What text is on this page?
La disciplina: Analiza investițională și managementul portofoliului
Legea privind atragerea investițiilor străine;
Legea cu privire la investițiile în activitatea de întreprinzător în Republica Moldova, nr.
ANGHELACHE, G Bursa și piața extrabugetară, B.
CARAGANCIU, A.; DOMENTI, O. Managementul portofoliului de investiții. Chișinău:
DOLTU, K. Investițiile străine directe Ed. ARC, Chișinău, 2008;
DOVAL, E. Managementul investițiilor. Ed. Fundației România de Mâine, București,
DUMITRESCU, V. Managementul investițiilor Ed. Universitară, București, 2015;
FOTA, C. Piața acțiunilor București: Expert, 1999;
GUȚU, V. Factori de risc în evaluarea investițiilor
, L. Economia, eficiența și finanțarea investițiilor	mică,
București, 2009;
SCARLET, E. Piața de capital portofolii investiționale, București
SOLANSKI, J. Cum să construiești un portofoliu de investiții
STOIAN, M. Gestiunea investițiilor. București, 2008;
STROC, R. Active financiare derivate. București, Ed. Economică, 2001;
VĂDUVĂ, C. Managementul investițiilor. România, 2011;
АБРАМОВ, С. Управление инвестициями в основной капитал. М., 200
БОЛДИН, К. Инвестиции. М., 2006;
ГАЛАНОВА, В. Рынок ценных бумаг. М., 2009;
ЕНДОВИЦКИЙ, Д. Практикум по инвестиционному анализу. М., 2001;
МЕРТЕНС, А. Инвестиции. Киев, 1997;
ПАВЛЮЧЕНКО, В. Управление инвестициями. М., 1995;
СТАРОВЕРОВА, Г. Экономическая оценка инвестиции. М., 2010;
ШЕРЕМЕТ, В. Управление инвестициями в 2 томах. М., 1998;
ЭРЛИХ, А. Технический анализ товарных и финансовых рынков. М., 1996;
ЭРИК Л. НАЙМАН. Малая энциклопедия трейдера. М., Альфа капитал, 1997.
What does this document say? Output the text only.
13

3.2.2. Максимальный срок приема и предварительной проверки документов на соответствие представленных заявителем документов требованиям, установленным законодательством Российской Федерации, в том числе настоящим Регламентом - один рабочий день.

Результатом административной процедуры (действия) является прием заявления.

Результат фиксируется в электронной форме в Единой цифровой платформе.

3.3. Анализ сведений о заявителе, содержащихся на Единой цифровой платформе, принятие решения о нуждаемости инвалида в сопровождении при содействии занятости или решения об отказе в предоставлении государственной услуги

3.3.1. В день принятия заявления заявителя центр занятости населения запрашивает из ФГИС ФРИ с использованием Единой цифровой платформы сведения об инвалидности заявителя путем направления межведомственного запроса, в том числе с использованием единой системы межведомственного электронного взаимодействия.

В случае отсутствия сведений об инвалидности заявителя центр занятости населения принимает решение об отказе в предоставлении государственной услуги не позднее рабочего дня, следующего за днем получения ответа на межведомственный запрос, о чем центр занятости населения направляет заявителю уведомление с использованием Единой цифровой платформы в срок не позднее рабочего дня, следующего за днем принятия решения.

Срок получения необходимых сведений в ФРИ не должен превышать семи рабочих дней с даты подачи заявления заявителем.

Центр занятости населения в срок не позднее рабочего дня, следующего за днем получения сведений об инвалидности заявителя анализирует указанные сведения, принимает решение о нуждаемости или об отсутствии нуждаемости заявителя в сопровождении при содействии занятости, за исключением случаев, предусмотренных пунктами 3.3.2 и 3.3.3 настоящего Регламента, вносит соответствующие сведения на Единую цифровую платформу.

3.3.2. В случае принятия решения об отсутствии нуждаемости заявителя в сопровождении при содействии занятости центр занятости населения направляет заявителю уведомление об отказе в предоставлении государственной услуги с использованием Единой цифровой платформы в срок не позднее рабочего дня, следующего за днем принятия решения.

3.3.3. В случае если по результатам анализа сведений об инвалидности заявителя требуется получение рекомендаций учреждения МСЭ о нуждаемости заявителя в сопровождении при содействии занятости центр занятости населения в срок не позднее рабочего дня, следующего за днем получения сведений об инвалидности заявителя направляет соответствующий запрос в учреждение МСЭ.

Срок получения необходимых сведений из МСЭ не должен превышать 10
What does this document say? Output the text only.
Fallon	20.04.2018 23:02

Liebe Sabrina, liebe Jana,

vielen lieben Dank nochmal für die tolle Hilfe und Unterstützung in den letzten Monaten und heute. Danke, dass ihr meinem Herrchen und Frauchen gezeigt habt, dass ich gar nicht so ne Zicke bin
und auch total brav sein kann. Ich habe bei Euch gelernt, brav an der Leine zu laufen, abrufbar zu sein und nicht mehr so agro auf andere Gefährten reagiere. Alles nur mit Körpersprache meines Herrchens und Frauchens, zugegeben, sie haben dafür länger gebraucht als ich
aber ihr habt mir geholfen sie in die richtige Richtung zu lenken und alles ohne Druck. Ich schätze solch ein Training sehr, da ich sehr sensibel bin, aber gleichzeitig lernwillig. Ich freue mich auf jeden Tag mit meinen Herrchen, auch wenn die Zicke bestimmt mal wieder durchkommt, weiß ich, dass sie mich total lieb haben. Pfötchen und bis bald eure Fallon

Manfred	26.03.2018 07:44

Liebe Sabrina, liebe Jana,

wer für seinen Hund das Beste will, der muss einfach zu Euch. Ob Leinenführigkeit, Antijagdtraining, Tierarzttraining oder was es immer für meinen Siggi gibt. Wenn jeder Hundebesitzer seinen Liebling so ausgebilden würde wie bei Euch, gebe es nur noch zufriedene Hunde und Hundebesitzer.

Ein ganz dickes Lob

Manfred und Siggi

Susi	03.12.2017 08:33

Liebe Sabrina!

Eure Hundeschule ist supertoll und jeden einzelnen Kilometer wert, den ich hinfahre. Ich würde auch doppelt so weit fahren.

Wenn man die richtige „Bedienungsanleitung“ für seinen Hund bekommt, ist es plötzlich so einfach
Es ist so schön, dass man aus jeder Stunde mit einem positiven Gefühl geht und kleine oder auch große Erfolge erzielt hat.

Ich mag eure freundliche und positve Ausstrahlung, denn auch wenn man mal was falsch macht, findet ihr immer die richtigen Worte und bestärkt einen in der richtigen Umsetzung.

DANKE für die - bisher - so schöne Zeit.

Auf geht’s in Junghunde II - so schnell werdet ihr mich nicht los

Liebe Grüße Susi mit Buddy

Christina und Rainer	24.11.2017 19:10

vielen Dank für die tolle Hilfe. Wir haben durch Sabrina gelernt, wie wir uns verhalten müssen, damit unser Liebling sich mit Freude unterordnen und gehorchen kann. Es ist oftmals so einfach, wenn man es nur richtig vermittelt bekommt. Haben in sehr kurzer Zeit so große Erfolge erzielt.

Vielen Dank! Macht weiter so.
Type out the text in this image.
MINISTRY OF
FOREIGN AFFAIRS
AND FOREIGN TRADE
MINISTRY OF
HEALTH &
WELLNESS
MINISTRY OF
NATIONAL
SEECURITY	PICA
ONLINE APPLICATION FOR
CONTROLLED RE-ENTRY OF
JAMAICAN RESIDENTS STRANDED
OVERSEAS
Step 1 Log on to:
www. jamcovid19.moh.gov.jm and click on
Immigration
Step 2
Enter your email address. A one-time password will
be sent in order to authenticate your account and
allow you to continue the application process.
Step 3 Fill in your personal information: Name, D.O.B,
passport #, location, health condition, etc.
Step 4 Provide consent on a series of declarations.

■ ■ ■ ■ ■ ■ ■

**WHAT THE TASK ASKS:**
Please quote every record above exactly as it appears.

**RESULT:**
What text is on this page?
La disciplina: Analiza investițională și managementul portofoliului
Legea privind atragerea investițiilor străine;
Legea cu privire la investițiile în activitatea de întreprinzător în Republica Moldova, nr.
ANGHELACHE, G Bursa și piața extrabugetară, B.
CARAGANCIU, A.; DOMENTI, O. Managementul portofoliului de investiții. Chișinău:
DOLTU, K. Investițiile străine directe Ed. ARC, Chișinău, 2008;
DOVAL, E. Managementul investițiilor. Ed. Fundației România de Mâine, București,
DUMITRESCU, V. Managementul investițiilor Ed. Universitară, București, 2015;
FOTA, C. Piața acțiunilor București: Expert, 1999;
GUȚU, V. Factori de risc în evaluarea investițiilor
, L. Economia, eficiența și finanțarea investițiilor	mică,
București, 2009;
SCARLET, E. Piața de capital portofolii investiționale, București
SOLANSKI, J. Cum să construiești un portofoliu de investiții
STOIAN, M. Gestiunea investițiilor. București, 2008;
STROC, R. Active financiare derivate. București, Ed. Economică, 2001;
VĂDUVĂ, C. Managementul investițiilor. România, 2011;
АБРАМОВ, С. Управление инвестициями в основной капитал. М., 200
БОЛДИН, К. Инвестиции. М., 2006;
ГАЛАНОВА, В. Рынок ценных бумаг. М., 2009;
ЕНДОВИЦКИЙ, Д. Практикум по инвестиционному анализу. М., 2001;
МЕРТЕНС, А. Инвестиции. Киев, 1997;
ПАВЛЮЧЕНКО, В. Управление инвестициями. М., 1995;
СТАРОВЕРОВА, Г. Экономическая оценка инвестиции. М., 2010;
ШЕРЕМЕТ, В. Управление инвестициями в 2 томах. М., 1998;
ЭРЛИХ, А. Технический анализ товарных и финансовых рынков. М., 1996;
ЭРИК Л. НАЙМАН. Малая энциклопедия трейдера. М., Альфа капитал, 1997.
What does this document say? Output the text only.
13

3.2.2. Максимальный срок приема и предварительной проверки документов на соответствие представленных заявителем документов требованиям, установленным законодательством Российской Федерации, в том числе настоящим Регламентом - один рабочий день.

Результатом административной процедуры (действия) является прием заявления.

Результат фиксируется в электронной форме в Единой цифровой платформе.

3.3. Анализ сведений о заявителе, содержащихся на Единой цифровой платформе, принятие решения о нуждаемости инвалида в сопровождении при содействии занятости или решения об отказе в предоставлении государственной услуги

3.3.1. В день принятия заявления заявителя центр занятости населения запрашивает из ФГИС ФРИ с использованием Единой цифровой платформы сведения об инвалидности заявителя путем направления межведомственного запроса, в том числе с использованием единой системы межведомственного электронного взаимодействия.

В случае отсутствия сведений об инвалидности заявителя центр занятости населения принимает решение об отказе в предоставлении государственной услуги не позднее рабочего дня, следующего за днем получения ответа на межведомственный запрос, о чем центр занятости населения направляет заявителю уведомление с использованием Единой цифровой платформы в срок не позднее рабочего дня, следующего за днем принятия решения.

Срок получения необходимых сведений в ФРИ не должен превышать семи рабочих дней с даты подачи заявления заявителем.

Центр занятости населения в срок не позднее рабочего дня, следующего за днем получения сведений об инвалидности заявителя анализирует указанные сведения, принимает решение о нуждаемости или об отсутствии нуждаемости заявителя в сопровождении при содействии занятости, за исключением случаев, предусмотренных пунктами 3.3.2 и 3.3.3 настоящего Регламента, вносит соответствующие сведения на Единую цифровую платформу.

3.3.2. В случае принятия решения об отсутствии нуждаемости заявителя в сопровождении при содействии занятости центр занятости населения направляет заявителю уведомление об отказе в предоставлении государственной услуги с использованием Единой цифровой платформы в срок не позднее рабочего дня, следующего за днем принятия решения.

3.3.3. В случае если по результатам анализа сведений об инвалидности заявителя требуется получение рекомендаций учреждения МСЭ о нуждаемости заявителя в сопровождении при содействии занятости центр занятости населения в срок не позднее рабочего дня, следующего за днем получения сведений об инвалидности заявителя направляет соответствующий запрос в учреждение МСЭ.

Срок получения необходимых сведений из МСЭ не должен превышать 10
What does this document say? Output the text only.
Fallon	20.04.2018 23:02

Liebe Sabrina, liebe Jana,

vielen lieben Dank nochmal für die tolle Hilfe und Unterstützung in den letzten Monaten und heute. Danke, dass ihr meinem Herrchen und Frauchen gezeigt habt, dass ich gar nicht so ne Zicke bin
und auch total brav sein kann. Ich habe bei Euch gelernt, brav an der Leine zu laufen, abrufbar zu sein und nicht mehr so agro auf andere Gefährten reagiere. Alles nur mit Körpersprache meines Herrchens und Frauchens, zugegeben, sie haben dafür länger gebraucht als ich
aber ihr habt mir geholfen sie in die richtige Richtung zu lenken und alles ohne Druck. Ich schätze solch ein Training sehr, da ich sehr sensibel bin, aber gleichzeitig lernwillig. Ich freue mich auf jeden Tag mit meinen Herrchen, auch wenn die Zicke bestimmt mal wieder durchkommt, weiß ich, dass sie mich total lieb haben. Pfötchen und bis bald eure Fallon

Manfred	26.03.2018 07:44

Liebe Sabrina, liebe Jana,

wer für seinen Hund das Beste will, der muss einfach zu Euch. Ob Leinenführigkeit, Antijagdtraining, Tierarzttraining oder was es immer für meinen Siggi gibt. Wenn jeder Hundebesitzer seinen Liebling so ausgebilden würde wie bei Euch, gebe es nur noch zufriedene Hunde und Hundebesitzer.

Ein ganz dickes Lob

Manfred und Siggi

Susi	03.12.2017 08:33

Liebe Sabrina!

Eure Hundeschule ist supertoll und jeden einzelnen Kilometer wert, den ich hinfahre. Ich würde auch doppelt so weit fahren.

Wenn man die richtige „Bedienungsanleitung“ für seinen Hund bekommt, ist es plötzlich so einfach
Es ist so schön, dass man aus jeder Stunde mit einem positiven Gefühl geht und kleine oder auch große Erfolge erzielt hat.

Ich mag eure freundliche und positve Ausstrahlung, denn auch wenn man mal was falsch macht, findet ihr immer die richtigen Worte und bestärkt einen in der richtigen Umsetzung.

DANKE für die - bisher - so schöne Zeit.

Auf geht’s in Junghunde II - so schnell werdet ihr mich nicht los

Liebe Grüße Susi mit Buddy

Christina und Rainer	24.11.2017 19:10

vielen Dank für die tolle Hilfe. Wir haben durch Sabrina gelernt, wie wir uns verhalten müssen, damit unser Liebling sich mit Freude unterordnen und gehorchen kann. Es ist oftmals so einfach, wenn man es nur richtig vermittelt bekommt. Haben in sehr kurzer Zeit so große Erfolge erzielt.

Vielen Dank! Macht weiter so.
Type out the text in this image.
MINISTRY OF
FOREIGN AFFAIRS
AND FOREIGN TRADE
MINISTRY OF
HEALTH &
WELLNESS
MINISTRY OF
NATIONAL
SEECURITY	PICA
ONLINE APPLICATION FOR
CONTROLLED RE-ENTRY OF
JAMAICAN RESIDENTS STRANDED
OVERSEAS
Step 1 Log on to:
www. jamcovid19.moh.gov.jm and click on
Immigration
Step 2
Enter your email address. A one-time password will
be sent in order to authenticate your account and
allow you to continue the application process.
Step 3 Fill in your personal information: Name, D.O.B,
passport #, location, health condition, etc.
Step 4 Provide consent on a series of declarations.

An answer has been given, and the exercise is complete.